WHAT YOU WILL DO
Check each line of the records for "color"; collect those that have it.

======== MATERIALS PROVIDED

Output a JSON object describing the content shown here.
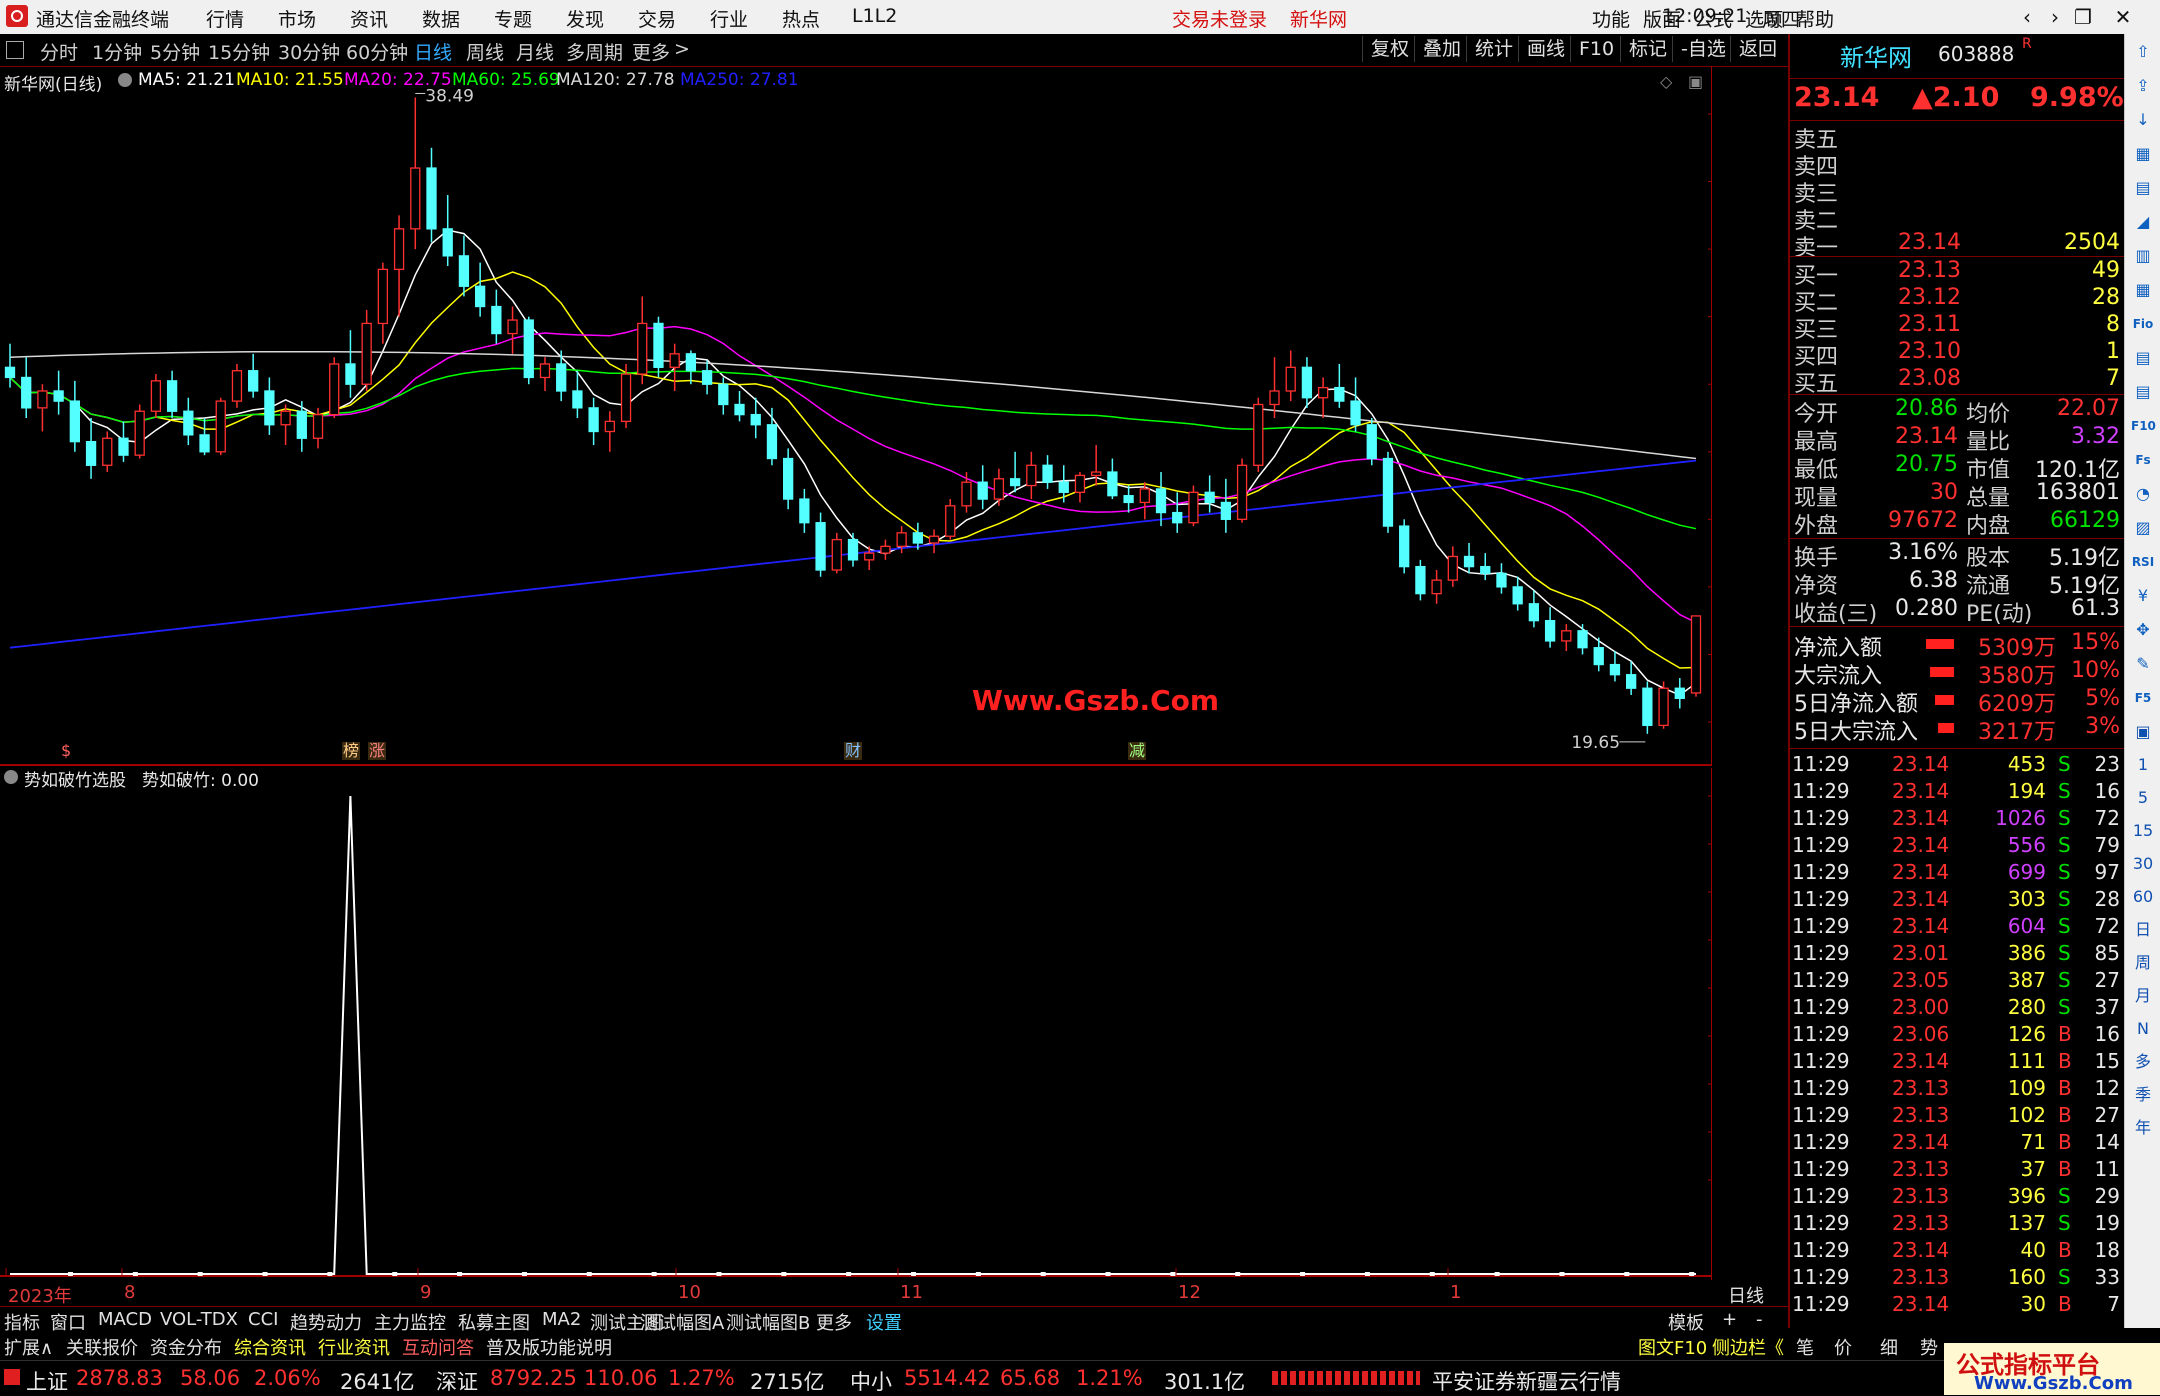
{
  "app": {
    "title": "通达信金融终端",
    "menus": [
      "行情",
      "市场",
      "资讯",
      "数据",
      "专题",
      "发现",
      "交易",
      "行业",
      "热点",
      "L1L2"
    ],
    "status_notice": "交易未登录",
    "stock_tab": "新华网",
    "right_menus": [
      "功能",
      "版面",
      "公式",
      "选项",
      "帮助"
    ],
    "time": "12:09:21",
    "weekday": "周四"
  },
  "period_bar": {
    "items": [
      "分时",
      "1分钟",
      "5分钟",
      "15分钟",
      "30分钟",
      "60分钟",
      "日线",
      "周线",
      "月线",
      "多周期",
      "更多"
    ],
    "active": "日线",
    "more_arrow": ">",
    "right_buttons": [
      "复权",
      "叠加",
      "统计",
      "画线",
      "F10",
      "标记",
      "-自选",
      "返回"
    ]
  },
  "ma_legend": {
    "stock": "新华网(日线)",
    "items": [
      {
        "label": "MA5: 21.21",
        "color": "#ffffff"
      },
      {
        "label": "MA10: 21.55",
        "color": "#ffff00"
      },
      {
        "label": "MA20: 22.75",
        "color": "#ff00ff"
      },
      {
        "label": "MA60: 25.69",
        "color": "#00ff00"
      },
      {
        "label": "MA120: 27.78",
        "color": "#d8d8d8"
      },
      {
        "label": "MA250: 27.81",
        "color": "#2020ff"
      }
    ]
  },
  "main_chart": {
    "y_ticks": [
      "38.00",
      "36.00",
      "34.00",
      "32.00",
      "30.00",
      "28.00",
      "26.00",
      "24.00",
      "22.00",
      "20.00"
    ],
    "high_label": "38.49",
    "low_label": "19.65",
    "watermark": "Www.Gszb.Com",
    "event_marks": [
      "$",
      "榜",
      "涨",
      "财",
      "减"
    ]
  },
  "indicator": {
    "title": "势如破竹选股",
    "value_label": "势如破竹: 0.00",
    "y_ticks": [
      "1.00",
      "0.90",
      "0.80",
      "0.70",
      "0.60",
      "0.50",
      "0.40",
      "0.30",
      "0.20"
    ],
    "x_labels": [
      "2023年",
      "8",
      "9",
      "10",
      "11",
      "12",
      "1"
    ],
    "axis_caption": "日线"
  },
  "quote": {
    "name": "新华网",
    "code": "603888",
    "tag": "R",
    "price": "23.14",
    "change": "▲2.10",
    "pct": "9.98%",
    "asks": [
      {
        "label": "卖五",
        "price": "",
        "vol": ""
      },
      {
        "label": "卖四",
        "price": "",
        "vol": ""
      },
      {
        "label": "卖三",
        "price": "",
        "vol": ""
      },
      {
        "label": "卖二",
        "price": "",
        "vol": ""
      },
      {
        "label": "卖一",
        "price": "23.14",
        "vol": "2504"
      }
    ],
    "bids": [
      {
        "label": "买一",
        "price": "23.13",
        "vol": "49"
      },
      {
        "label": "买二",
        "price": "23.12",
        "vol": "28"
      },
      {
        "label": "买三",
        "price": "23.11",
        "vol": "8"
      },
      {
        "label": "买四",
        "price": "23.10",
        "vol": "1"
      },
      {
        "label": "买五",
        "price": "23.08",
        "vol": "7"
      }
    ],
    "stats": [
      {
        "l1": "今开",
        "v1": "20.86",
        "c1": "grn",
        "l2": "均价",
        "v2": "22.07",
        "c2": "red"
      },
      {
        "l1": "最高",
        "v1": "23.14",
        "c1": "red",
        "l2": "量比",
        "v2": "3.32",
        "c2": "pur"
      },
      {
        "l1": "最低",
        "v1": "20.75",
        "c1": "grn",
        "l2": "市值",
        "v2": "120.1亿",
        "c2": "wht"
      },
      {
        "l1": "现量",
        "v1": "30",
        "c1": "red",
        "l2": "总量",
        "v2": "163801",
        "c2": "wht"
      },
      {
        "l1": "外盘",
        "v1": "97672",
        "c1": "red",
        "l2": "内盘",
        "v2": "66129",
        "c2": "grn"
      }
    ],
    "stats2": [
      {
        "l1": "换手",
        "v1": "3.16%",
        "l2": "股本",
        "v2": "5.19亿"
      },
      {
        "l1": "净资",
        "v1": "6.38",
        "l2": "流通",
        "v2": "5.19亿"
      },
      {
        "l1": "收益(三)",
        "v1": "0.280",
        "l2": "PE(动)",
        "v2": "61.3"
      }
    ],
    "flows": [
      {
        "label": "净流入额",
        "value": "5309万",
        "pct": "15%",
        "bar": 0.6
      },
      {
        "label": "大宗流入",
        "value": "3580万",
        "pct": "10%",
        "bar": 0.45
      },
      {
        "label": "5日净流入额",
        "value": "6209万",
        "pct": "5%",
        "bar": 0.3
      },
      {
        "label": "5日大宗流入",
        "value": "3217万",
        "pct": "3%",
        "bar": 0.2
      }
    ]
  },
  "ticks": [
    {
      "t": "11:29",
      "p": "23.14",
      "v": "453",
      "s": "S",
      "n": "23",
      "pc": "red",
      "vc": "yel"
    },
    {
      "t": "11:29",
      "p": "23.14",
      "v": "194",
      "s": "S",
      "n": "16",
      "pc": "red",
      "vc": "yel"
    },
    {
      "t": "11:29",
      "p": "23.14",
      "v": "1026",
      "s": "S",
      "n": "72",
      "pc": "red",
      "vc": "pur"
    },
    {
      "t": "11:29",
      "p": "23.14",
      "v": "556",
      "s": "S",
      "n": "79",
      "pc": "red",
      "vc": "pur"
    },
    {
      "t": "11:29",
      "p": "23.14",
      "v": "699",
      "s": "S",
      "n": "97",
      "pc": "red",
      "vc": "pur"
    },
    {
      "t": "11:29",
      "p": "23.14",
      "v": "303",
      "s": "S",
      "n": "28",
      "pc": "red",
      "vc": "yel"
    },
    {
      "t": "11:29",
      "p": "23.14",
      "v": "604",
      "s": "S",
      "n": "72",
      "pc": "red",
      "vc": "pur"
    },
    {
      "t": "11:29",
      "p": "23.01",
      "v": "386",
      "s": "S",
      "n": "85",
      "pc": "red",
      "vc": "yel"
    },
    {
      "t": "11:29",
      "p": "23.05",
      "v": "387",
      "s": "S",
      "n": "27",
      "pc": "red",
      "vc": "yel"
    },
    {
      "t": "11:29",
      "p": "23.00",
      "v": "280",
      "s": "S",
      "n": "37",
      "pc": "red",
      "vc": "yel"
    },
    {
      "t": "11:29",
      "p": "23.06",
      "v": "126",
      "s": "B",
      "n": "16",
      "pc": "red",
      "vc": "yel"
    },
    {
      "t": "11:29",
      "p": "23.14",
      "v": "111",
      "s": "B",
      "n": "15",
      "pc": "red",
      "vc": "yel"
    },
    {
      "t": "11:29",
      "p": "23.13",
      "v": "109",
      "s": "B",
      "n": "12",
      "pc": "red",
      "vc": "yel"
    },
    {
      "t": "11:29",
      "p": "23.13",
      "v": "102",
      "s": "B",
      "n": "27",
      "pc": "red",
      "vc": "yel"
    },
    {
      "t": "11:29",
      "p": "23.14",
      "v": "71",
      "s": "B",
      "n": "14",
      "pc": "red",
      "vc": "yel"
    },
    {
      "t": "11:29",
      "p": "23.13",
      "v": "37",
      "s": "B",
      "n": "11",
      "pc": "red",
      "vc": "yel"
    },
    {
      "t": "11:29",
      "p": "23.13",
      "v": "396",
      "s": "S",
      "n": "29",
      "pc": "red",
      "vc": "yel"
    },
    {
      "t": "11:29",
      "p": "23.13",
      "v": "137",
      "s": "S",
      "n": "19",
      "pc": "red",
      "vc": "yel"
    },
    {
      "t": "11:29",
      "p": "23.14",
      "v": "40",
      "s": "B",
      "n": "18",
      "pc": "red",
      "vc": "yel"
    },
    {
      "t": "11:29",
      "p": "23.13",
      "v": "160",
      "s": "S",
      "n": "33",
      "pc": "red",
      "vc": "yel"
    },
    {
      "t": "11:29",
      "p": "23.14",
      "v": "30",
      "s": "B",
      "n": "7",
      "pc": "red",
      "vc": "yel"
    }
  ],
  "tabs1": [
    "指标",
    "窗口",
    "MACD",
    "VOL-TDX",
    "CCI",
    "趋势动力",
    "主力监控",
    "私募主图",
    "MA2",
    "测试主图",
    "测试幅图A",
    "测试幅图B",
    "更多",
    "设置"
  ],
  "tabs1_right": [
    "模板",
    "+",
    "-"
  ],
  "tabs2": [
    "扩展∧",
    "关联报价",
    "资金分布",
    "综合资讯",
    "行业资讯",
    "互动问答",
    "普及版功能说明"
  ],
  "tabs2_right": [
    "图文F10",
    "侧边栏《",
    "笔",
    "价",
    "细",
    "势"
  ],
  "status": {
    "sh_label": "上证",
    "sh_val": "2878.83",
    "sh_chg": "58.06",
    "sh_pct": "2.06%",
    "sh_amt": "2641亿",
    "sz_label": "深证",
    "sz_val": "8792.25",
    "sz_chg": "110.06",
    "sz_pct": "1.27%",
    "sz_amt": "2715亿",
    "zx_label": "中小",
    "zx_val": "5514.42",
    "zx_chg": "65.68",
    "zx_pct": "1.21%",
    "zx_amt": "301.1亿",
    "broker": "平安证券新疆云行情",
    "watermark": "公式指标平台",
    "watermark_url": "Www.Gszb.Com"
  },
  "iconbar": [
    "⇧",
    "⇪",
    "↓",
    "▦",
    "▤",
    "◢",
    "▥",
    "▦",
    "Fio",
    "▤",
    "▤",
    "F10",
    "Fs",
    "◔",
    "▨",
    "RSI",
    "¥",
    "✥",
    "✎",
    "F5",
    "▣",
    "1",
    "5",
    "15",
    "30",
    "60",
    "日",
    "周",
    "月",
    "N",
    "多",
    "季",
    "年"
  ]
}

================

SOLVED EXERCISE
        "color": "#ffffff"
        "color": "#ffff00"
        "color": "#ff00ff"
        "color": "#00ff00"
        "color": "#d8d8d8"
        "color": "#2020ff"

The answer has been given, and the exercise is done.